▶ _WRITTEN TASK_: Scan the listing below for the word "JSON" and state how many lines hold it. Write nothing but the number.

▶ _Figure content listings_:

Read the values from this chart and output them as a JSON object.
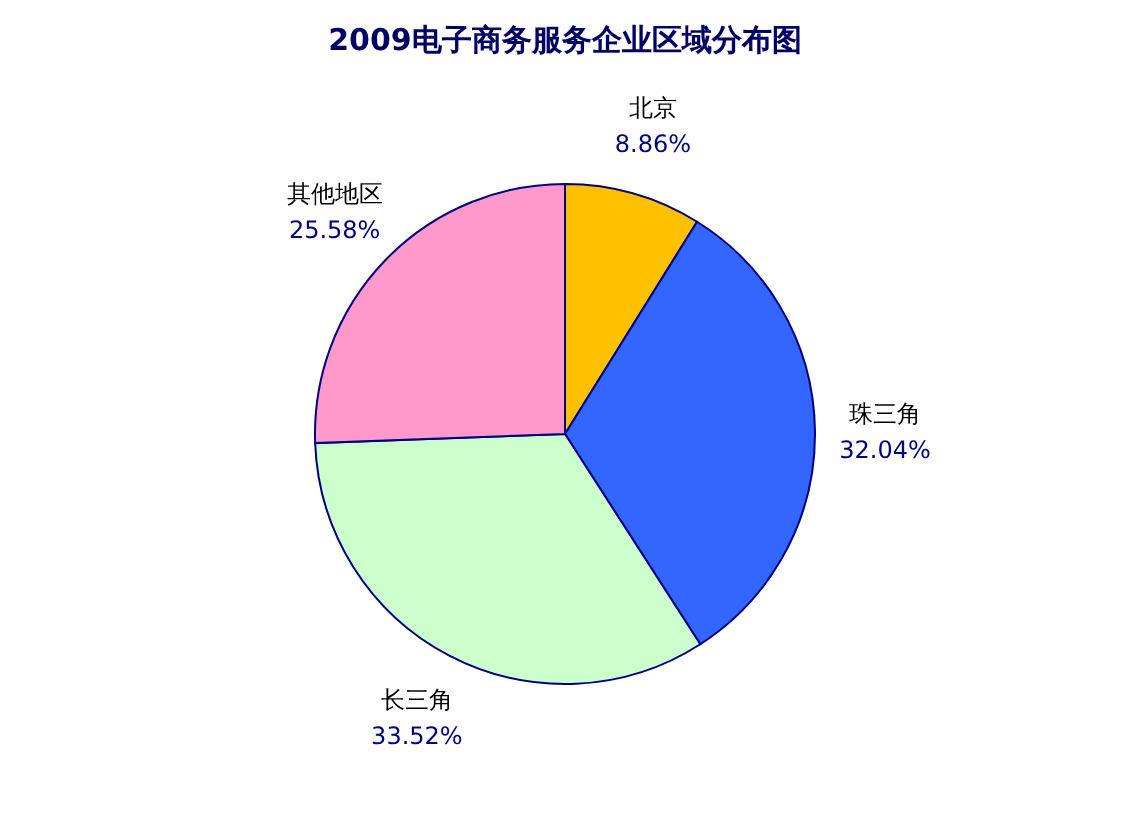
{
  "chart_data": {
    "type": "pie",
    "title": "2009电子商务服务企业区域分布图",
    "categories": [
      "北京",
      "珠三角",
      "长三角",
      "其他地区"
    ],
    "values": [
      8.86,
      32.04,
      33.52,
      25.58
    ],
    "colors": [
      "#ffc000",
      "#3366ff",
      "#ccffcc",
      "#ff99cc"
    ],
    "value_labels": [
      "8.86%",
      "32.04%",
      "33.52%",
      "25.58%"
    ],
    "legend": false
  }
}
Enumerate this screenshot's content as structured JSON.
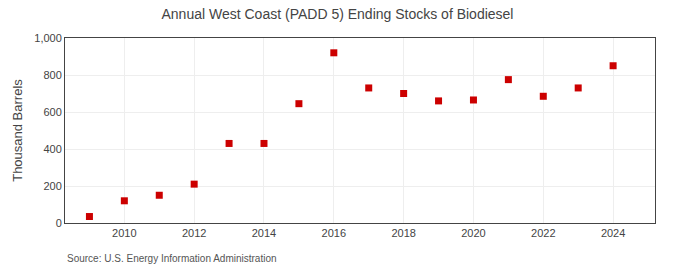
{
  "chart_data": {
    "type": "scatter",
    "title": "Annual West Coast (PADD 5) Ending Stocks of Biodiesel",
    "ylabel": "Thousand Barrels",
    "source": "Source: U.S. Energy Information Administration",
    "x": [
      2009,
      2010,
      2011,
      2012,
      2013,
      2014,
      2015,
      2016,
      2017,
      2018,
      2019,
      2020,
      2021,
      2022,
      2023,
      2024
    ],
    "values": [
      35,
      120,
      150,
      210,
      430,
      430,
      645,
      920,
      730,
      700,
      660,
      665,
      775,
      685,
      730,
      850
    ],
    "color": "#cc0000",
    "marker": "square",
    "xlim": [
      2008.3,
      2025.2
    ],
    "xticks": [
      2010,
      2012,
      2014,
      2016,
      2018,
      2020,
      2022,
      2024
    ],
    "ylim": [
      0,
      1000
    ],
    "yticks": [
      0,
      200,
      400,
      600,
      800,
      {
        "value": 1000,
        "label": "1,000"
      }
    ],
    "grid": true
  }
}
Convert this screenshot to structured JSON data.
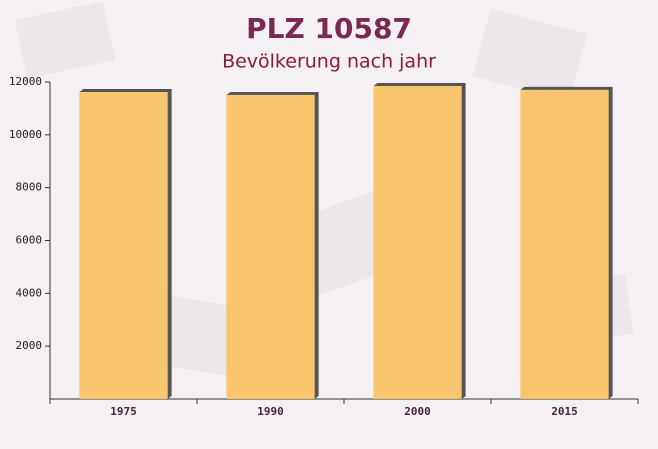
{
  "chart_data": {
    "type": "bar",
    "title": "PLZ 10587",
    "subtitle": "Bevölkerung nach jahr",
    "categories": [
      "1975",
      "1990",
      "2000",
      "2015"
    ],
    "values": [
      11620,
      11510,
      11850,
      11700
    ],
    "color": "#fbc15e",
    "ylim": [
      0,
      12000
    ],
    "yticks": [
      2000,
      4000,
      6000,
      8000,
      10000,
      12000
    ]
  }
}
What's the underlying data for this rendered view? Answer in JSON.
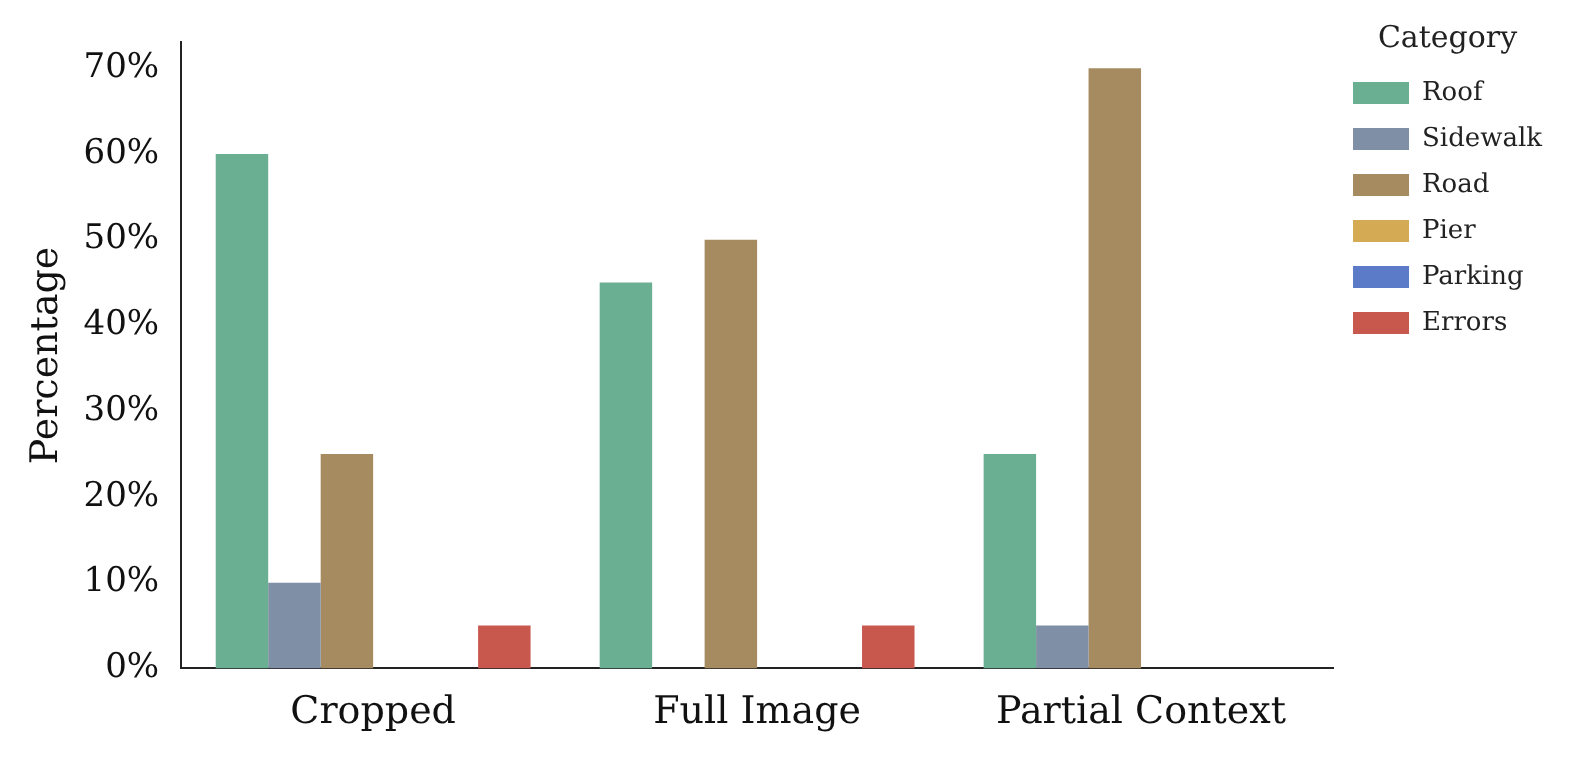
{
  "chart_data": {
    "type": "bar",
    "ylabel": "Percentage",
    "legend_title": "Category",
    "categories": [
      "Cropped",
      "Full Image",
      "Partial Context"
    ],
    "series": [
      {
        "name": "Roof",
        "color": "#6aaf92",
        "values": [
          60,
          45,
          25
        ]
      },
      {
        "name": "Sidewalk",
        "color": "#7f8fa6",
        "values": [
          10,
          0,
          5
        ]
      },
      {
        "name": "Road",
        "color": "#a58b5f",
        "values": [
          25,
          50,
          70
        ]
      },
      {
        "name": "Pier",
        "color": "#d4aa55",
        "values": [
          0,
          0,
          0
        ]
      },
      {
        "name": "Parking",
        "color": "#5b7bc8",
        "values": [
          0,
          0,
          0
        ]
      },
      {
        "name": "Errors",
        "color": "#c8584e",
        "values": [
          5,
          5,
          0
        ]
      }
    ],
    "ylim": [
      0,
      73
    ],
    "yticks": [
      {
        "value": 0,
        "label": "0%"
      },
      {
        "value": 10,
        "label": "10%"
      },
      {
        "value": 20,
        "label": "20%"
      },
      {
        "value": 30,
        "label": "30%"
      },
      {
        "value": 40,
        "label": "40%"
      },
      {
        "value": 50,
        "label": "50%"
      },
      {
        "value": 60,
        "label": "60%"
      },
      {
        "value": 70,
        "label": "70%"
      }
    ],
    "grid": false,
    "legend": "right"
  }
}
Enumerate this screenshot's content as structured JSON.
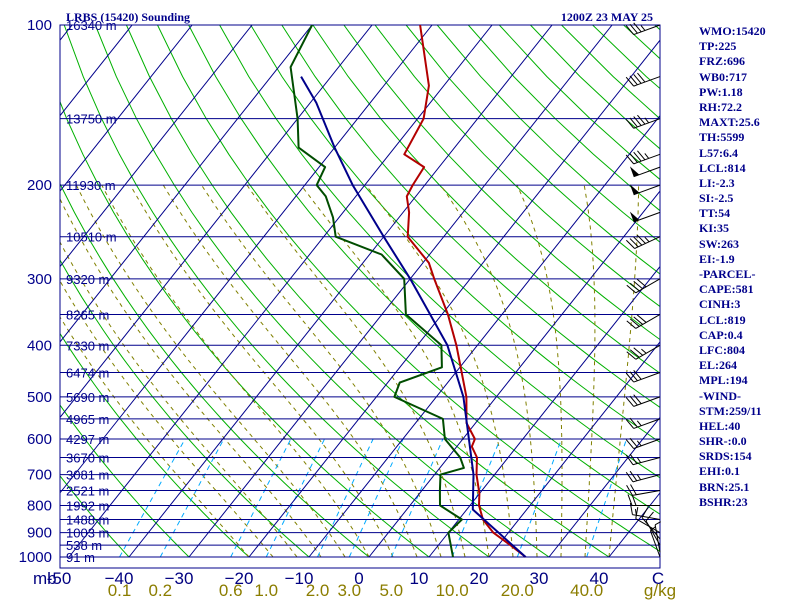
{
  "chart_data": {
    "type": "line",
    "title": "LRBS (15420) Sounding",
    "subtitle": "1200Z 23 MAY 25",
    "pressure_unit": "mb",
    "mixing_ratio_unit": "g/kg",
    "pressure_levels": [
      1000,
      900,
      800,
      700,
      600,
      500,
      400,
      300,
      200,
      100
    ],
    "temperature_ticks": [
      -50,
      -40,
      -30,
      -20,
      -10,
      0,
      10,
      20,
      30,
      40
    ],
    "temperature_tick_labels": [
      "-50",
      "−40",
      "−30",
      "−20",
      "−10",
      "0",
      "10",
      "20",
      "30",
      "40"
    ],
    "temperature_end_label": "C",
    "mixing_ratio_ticks": [
      0.1,
      0.2,
      0.6,
      1.0,
      2.0,
      3.0,
      5.0,
      10.0,
      20.0,
      40.0
    ],
    "mixing_ratio_tick_labels": [
      "0.1",
      "0.2",
      "0.6",
      "1.0",
      "2.0",
      "3.0",
      "5.0",
      "10.0",
      "20.0",
      "40.0"
    ],
    "heights": [
      {
        "p": 100,
        "label": "16340 m"
      },
      {
        "p": 150,
        "label": "13750 m"
      },
      {
        "p": 200,
        "label": "11930 m"
      },
      {
        "p": 250,
        "label": "10510 m"
      },
      {
        "p": 300,
        "label": "9320 m"
      },
      {
        "p": 350,
        "label": "8265 m"
      },
      {
        "p": 400,
        "label": "7330 m"
      },
      {
        "p": 450,
        "label": "6474 m"
      },
      {
        "p": 500,
        "label": "5690 m"
      },
      {
        "p": 550,
        "label": "4965 m"
      },
      {
        "p": 600,
        "label": "4297 m"
      },
      {
        "p": 650,
        "label": "3670 m"
      },
      {
        "p": 700,
        "label": "3081 m"
      },
      {
        "p": 750,
        "label": "2521 m"
      },
      {
        "p": 800,
        "label": "1992 m"
      },
      {
        "p": 850,
        "label": "1488 m"
      },
      {
        "p": 900,
        "label": "1003 m"
      },
      {
        "p": 950,
        "label": "538 m"
      },
      {
        "p": 1000,
        "label": "91 m"
      }
    ],
    "series": [
      {
        "role": "temperature",
        "color": "#b30000",
        "points": [
          {
            "p": 1000,
            "t": 26.1
          },
          {
            "p": 950,
            "t": 22.0
          },
          {
            "p": 900,
            "t": 17.5
          },
          {
            "p": 850,
            "t": 14.0
          },
          {
            "p": 800,
            "t": 11.5
          },
          {
            "p": 760,
            "t": 10.0
          },
          {
            "p": 700,
            "t": 7.0
          },
          {
            "p": 650,
            "t": 4.8
          },
          {
            "p": 620,
            "t": 2.5
          },
          {
            "p": 600,
            "t": 2.0
          },
          {
            "p": 560,
            "t": -1.5
          },
          {
            "p": 500,
            "t": -5.0
          },
          {
            "p": 450,
            "t": -9.0
          },
          {
            "p": 400,
            "t": -13.5
          },
          {
            "p": 350,
            "t": -19.0
          },
          {
            "p": 300,
            "t": -26.0
          },
          {
            "p": 280,
            "t": -29.0
          },
          {
            "p": 250,
            "t": -36.0
          },
          {
            "p": 225,
            "t": -39.0
          },
          {
            "p": 210,
            "t": -41.5
          },
          {
            "p": 200,
            "t": -42.0
          },
          {
            "p": 185,
            "t": -42.5
          },
          {
            "p": 175,
            "t": -47.5
          },
          {
            "p": 150,
            "t": -49.0
          },
          {
            "p": 130,
            "t": -52.5
          },
          {
            "p": 100,
            "t": -62.0
          }
        ]
      },
      {
        "role": "dewpoint",
        "color": "#004d00",
        "points": [
          {
            "p": 1000,
            "t": 14.0
          },
          {
            "p": 900,
            "t": 10.0
          },
          {
            "p": 850,
            "t": 10.5
          },
          {
            "p": 800,
            "t": 5.0
          },
          {
            "p": 750,
            "t": 3.0
          },
          {
            "p": 700,
            "t": 1.0
          },
          {
            "p": 680,
            "t": 4.0
          },
          {
            "p": 650,
            "t": 2.0
          },
          {
            "p": 600,
            "t": -3.0
          },
          {
            "p": 550,
            "t": -6.0
          },
          {
            "p": 500,
            "t": -17.0
          },
          {
            "p": 470,
            "t": -18.0
          },
          {
            "p": 440,
            "t": -13.0
          },
          {
            "p": 400,
            "t": -16.0
          },
          {
            "p": 350,
            "t": -26.0
          },
          {
            "p": 300,
            "t": -31.0
          },
          {
            "p": 270,
            "t": -38.0
          },
          {
            "p": 250,
            "t": -48.0
          },
          {
            "p": 230,
            "t": -51.0
          },
          {
            "p": 210,
            "t": -55.0
          },
          {
            "p": 200,
            "t": -58.0
          },
          {
            "p": 185,
            "t": -59.0
          },
          {
            "p": 170,
            "t": -66.0
          },
          {
            "p": 150,
            "t": -70.0
          },
          {
            "p": 120,
            "t": -78.0
          },
          {
            "p": 100,
            "t": -80.0
          }
        ]
      },
      {
        "role": "parcel",
        "color": "#00008b",
        "points": [
          {
            "p": 1000,
            "t": 26.1
          },
          {
            "p": 814,
            "t": 11.0
          },
          {
            "p": 700,
            "t": 6.5
          },
          {
            "p": 600,
            "t": 1.0
          },
          {
            "p": 500,
            "t": -5.5
          },
          {
            "p": 400,
            "t": -15.0
          },
          {
            "p": 300,
            "t": -30.0
          },
          {
            "p": 250,
            "t": -40.0
          },
          {
            "p": 200,
            "t": -52.0
          },
          {
            "p": 170,
            "t": -60.0
          },
          {
            "p": 140,
            "t": -69.0
          },
          {
            "p": 125,
            "t": -75.0
          }
        ]
      }
    ],
    "wind_barbs": [
      {
        "p": 1000,
        "dir": 340,
        "kt": 5
      },
      {
        "p": 980,
        "dir": 350,
        "kt": 5
      },
      {
        "p": 950,
        "dir": 330,
        "kt": 10
      },
      {
        "p": 925,
        "dir": 320,
        "kt": 10
      },
      {
        "p": 900,
        "dir": 300,
        "kt": 10
      },
      {
        "p": 850,
        "dir": 280,
        "kt": 15
      },
      {
        "p": 800,
        "dir": 270,
        "kt": 20
      },
      {
        "p": 750,
        "dir": 260,
        "kt": 20
      },
      {
        "p": 700,
        "dir": 255,
        "kt": 25
      },
      {
        "p": 650,
        "dir": 255,
        "kt": 25
      },
      {
        "p": 600,
        "dir": 250,
        "kt": 25
      },
      {
        "p": 550,
        "dir": 250,
        "kt": 25
      },
      {
        "p": 500,
        "dir": 250,
        "kt": 30
      },
      {
        "p": 450,
        "dir": 250,
        "kt": 30
      },
      {
        "p": 400,
        "dir": 240,
        "kt": 35
      },
      {
        "p": 350,
        "dir": 240,
        "kt": 40
      },
      {
        "p": 300,
        "dir": 240,
        "kt": 40
      },
      {
        "p": 250,
        "dir": 245,
        "kt": 45
      },
      {
        "p": 225,
        "dir": 250,
        "kt": 50
      },
      {
        "p": 200,
        "dir": 250,
        "kt": 50
      },
      {
        "p": 185,
        "dir": 250,
        "kt": 50
      },
      {
        "p": 175,
        "dir": 250,
        "kt": 45
      },
      {
        "p": 150,
        "dir": 250,
        "kt": 45
      },
      {
        "p": 125,
        "dir": 250,
        "kt": 40
      },
      {
        "p": 100,
        "dir": 250,
        "kt": 35
      }
    ],
    "indices": [
      "WMO:15420",
      "TP:225",
      "FRZ:696",
      "WB0:717",
      "PW:1.18",
      "RH:72.2",
      "MAXT:25.6",
      "TH:5599",
      "L57:6.4",
      "LCL:814",
      "LI:-2.3",
      "SI:-2.5",
      "TT:54",
      "KI:35",
      "SW:263",
      "EI:-1.9",
      "-PARCEL-",
      "CAPE:581",
      "CINH:3",
      "LCL:819",
      "CAP:0.4",
      "LFC:804",
      "EL:264",
      "MPL:194",
      "-WIND-",
      "STM:259/11",
      "HEL:40",
      "SHR-:0.0",
      "SRDS:154",
      "EHI:0.1",
      "BRN:25.1",
      "BSHR:23"
    ]
  },
  "colors": {
    "frame": "#00008b",
    "isobar": "#00008b",
    "isotherm": "#00008b",
    "dry_adiabat": "#00b000",
    "moist_adiabat": "#808000",
    "mixing_ratio": "#00aaff",
    "wind_barb": "#000000"
  }
}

▶ _THE COMPLETED TASK_: 5